# Source material
---+---

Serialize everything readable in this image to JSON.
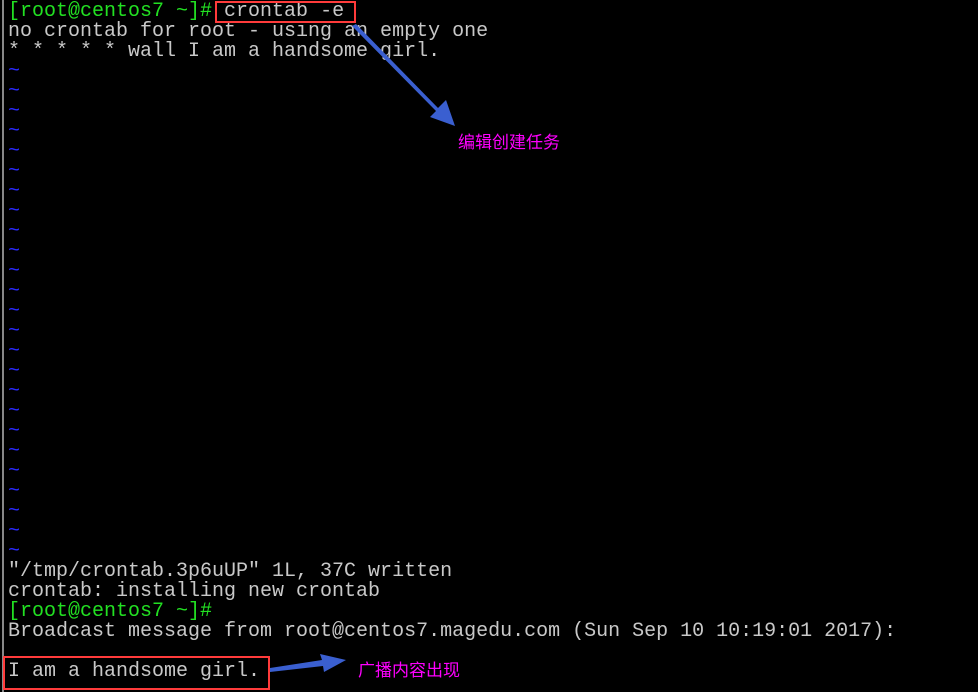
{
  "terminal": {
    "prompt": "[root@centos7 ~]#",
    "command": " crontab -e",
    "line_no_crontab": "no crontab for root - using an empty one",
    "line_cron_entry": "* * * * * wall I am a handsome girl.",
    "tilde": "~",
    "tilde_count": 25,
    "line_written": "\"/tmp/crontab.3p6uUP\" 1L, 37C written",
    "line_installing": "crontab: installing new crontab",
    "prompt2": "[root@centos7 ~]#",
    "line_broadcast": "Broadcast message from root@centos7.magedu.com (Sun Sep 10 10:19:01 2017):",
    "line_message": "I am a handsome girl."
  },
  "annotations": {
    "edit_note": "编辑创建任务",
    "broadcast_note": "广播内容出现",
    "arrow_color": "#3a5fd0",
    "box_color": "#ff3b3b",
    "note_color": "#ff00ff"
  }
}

---+---

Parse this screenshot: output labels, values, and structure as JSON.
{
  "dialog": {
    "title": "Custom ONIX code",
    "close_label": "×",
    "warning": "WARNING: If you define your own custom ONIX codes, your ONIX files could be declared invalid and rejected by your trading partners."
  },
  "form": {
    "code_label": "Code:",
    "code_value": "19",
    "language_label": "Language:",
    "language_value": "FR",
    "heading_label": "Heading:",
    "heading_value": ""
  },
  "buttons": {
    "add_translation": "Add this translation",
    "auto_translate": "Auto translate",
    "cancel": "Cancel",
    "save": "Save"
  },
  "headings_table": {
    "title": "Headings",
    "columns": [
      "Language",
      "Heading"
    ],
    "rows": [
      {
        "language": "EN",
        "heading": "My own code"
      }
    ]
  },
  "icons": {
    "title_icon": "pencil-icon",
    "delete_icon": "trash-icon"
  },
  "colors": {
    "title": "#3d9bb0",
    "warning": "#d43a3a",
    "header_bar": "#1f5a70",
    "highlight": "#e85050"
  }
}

---+---

# What you are asked to do
Count every line in the preceding entries where the string "root" appears, then state only the total.

# Final result
4